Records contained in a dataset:
^^^^^^^^^^^^^^^^

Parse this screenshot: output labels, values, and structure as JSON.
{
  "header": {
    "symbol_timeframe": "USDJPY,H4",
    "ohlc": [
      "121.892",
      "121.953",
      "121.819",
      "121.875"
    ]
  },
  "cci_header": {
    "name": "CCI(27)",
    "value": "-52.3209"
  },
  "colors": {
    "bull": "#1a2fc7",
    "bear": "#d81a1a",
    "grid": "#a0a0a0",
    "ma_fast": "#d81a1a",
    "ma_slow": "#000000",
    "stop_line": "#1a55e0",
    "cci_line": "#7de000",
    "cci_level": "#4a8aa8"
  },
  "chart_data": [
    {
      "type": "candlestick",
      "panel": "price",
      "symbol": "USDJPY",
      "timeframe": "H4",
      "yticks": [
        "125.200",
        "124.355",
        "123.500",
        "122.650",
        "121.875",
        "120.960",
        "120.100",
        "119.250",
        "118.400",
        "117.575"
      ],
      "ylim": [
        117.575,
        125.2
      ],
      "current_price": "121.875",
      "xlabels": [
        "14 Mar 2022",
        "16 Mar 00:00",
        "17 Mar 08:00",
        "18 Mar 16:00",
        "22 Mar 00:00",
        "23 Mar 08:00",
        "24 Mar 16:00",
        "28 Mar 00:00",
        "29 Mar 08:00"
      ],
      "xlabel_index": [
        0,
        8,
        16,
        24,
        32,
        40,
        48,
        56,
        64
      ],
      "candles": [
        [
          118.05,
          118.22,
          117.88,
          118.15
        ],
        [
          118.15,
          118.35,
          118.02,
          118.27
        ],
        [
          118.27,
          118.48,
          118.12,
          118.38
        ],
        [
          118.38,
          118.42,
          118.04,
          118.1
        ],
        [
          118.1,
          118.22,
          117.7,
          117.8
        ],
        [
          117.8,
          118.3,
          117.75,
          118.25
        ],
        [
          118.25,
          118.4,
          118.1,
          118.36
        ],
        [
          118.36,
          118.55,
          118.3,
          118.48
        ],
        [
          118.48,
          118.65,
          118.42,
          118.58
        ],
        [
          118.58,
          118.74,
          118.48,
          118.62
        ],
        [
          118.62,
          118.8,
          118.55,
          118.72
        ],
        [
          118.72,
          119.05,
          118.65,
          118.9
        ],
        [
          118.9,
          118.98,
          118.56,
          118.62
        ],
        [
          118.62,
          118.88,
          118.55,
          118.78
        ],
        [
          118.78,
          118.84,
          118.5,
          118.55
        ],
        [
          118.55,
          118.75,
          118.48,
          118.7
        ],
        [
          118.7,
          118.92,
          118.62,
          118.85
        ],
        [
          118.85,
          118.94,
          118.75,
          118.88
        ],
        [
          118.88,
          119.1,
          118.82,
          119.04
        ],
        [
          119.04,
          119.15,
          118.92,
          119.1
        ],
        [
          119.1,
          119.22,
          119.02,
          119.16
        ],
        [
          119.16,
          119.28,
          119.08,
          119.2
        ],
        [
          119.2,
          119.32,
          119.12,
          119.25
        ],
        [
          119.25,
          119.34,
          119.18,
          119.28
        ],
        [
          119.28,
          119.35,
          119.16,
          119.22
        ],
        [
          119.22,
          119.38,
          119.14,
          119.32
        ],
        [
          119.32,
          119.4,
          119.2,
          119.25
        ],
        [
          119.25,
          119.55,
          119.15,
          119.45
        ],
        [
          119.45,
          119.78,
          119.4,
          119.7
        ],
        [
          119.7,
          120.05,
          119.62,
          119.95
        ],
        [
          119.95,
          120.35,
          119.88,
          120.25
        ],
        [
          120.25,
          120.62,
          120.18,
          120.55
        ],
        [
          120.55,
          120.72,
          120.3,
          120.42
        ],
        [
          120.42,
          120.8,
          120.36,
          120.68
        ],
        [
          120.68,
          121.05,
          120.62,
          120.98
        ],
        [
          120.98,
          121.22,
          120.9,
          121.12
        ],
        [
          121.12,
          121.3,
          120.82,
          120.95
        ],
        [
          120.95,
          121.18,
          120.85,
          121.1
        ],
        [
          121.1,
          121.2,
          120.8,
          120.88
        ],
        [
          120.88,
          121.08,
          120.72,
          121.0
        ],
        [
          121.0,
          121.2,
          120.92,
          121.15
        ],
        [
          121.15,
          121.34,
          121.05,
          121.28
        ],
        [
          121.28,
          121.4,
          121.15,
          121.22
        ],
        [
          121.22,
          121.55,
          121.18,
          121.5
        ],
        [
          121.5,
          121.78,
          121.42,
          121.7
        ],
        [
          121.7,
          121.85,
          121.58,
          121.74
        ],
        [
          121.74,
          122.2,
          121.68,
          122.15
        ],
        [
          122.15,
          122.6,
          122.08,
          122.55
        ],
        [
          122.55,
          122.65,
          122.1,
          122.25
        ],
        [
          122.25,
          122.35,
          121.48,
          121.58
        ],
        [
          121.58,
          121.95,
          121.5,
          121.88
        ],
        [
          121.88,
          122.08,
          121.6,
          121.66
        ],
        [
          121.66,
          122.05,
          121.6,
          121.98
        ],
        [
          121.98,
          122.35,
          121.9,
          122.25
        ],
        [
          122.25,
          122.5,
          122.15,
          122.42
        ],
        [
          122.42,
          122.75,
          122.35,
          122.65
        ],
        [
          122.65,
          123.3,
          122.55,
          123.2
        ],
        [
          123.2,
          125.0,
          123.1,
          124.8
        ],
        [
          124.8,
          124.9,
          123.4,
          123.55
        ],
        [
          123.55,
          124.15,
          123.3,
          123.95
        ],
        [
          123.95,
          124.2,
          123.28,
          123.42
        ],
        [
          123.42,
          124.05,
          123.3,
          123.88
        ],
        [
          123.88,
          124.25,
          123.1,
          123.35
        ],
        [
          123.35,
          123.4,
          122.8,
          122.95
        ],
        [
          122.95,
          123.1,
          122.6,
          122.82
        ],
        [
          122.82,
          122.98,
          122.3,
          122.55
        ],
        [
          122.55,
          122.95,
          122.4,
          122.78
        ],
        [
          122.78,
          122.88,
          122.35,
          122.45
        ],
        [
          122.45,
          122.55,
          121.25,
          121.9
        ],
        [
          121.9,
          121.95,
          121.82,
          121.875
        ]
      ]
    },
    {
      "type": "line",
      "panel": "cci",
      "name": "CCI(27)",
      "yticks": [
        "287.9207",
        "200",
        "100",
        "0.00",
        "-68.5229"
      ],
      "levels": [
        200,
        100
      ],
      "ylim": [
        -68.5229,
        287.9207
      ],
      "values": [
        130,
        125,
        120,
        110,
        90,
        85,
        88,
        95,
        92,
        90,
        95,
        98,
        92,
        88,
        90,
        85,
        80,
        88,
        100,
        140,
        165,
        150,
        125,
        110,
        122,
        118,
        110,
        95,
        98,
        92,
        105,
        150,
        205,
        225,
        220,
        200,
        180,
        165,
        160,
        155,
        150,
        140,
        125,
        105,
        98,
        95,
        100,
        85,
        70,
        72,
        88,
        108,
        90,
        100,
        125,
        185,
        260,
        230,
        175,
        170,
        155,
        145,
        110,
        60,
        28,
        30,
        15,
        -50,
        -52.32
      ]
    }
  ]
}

^^^^^^^^^^^^^^^^

Work to complete. Which lines hold the word "values"? Copy all of them.

Correct output.
Parse this screenshot: output labels, values, and structure as JSON.
      "values": [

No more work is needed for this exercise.